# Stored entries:
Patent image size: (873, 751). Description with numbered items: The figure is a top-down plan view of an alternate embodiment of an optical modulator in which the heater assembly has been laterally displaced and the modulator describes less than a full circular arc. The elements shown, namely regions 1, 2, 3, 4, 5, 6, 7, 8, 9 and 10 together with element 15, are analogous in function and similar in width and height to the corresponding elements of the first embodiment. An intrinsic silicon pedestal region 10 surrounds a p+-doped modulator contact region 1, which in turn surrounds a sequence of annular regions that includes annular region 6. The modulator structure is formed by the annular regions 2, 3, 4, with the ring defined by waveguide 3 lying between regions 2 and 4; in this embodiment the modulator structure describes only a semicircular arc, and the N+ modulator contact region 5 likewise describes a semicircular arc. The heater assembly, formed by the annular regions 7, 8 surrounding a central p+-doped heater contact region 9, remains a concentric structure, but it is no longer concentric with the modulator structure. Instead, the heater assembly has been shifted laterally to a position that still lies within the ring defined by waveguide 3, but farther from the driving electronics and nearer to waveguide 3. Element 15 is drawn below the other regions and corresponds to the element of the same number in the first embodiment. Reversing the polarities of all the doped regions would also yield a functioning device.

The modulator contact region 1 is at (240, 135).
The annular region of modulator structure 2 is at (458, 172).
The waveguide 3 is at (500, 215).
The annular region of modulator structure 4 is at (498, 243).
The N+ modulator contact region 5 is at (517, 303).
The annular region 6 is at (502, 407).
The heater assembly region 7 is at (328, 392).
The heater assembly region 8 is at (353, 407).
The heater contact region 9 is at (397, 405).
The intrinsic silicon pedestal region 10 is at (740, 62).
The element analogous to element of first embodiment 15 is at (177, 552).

# Work to do:
Rewrite the data above as a numbered list, omitting any blank lines.

# Solution to the exercise:
1. Patent image size: (873, 751). Description with numbered items: The figure is a top-down plan view of an alternate embodiment of an optical modulator in which the heater assembly has been laterally displaced and the modulator describes less than a full circular arc. The elements shown, namely regions 1, 2, 3, 4, 5, 6, 7, 8, 9 and 10 together with element 15, are analogous in function and similar in width and height to the corresponding elements of the first embodiment. An intrinsic silicon pedestal region 10 surrounds a p+-doped modulator contact region 1, which in turn surrounds a sequence of annular regions that includes annular region 6. The modulator structure is formed by the annular regions 2, 3, 4, with the ring defined by waveguide 3 lying between regions 2 and 4; in this embodiment the modulator structure describes only a semicircular arc, and the N+ modulator contact region 5 likewise describes a semicircular arc. The heater assembly, formed by the annular regions 7, 8 surrounding a central p+-doped heater contact region 9, remains a concentric structure, but it is no longer concentric with the modulator structure. Instead, the heater assembly has been shifted laterally to a position that still lies within the ring defined by waveguide 3, but farther from the driving electronics and nearer to waveguide 3. Element 15 is drawn below the other regions and corresponds to the element of the same number in the first embodiment. Reversing the polarities of all the doped regions would also yield a functioning device.
2. The modulator contact region 1 is at (240, 135).
3. The annular region of modulator structure 2 is at (458, 172).
4. The waveguide 3 is at (500, 215).
5. The annular region of modulator structure 4 is at (498, 243).
6. The N+ modulator contact region 5 is at (517, 303).
7. The annular region 6 is at (502, 407).
8. The heater assembly region 7 is at (328, 392).
9. The heater assembly region 8 is at (353, 407).
10. The heater contact region 9 is at (397, 405).
11. The intrinsic silicon pedestal region 10 is at (740, 62).
12. The element analogous to element of first embodiment 15 is at (177, 552).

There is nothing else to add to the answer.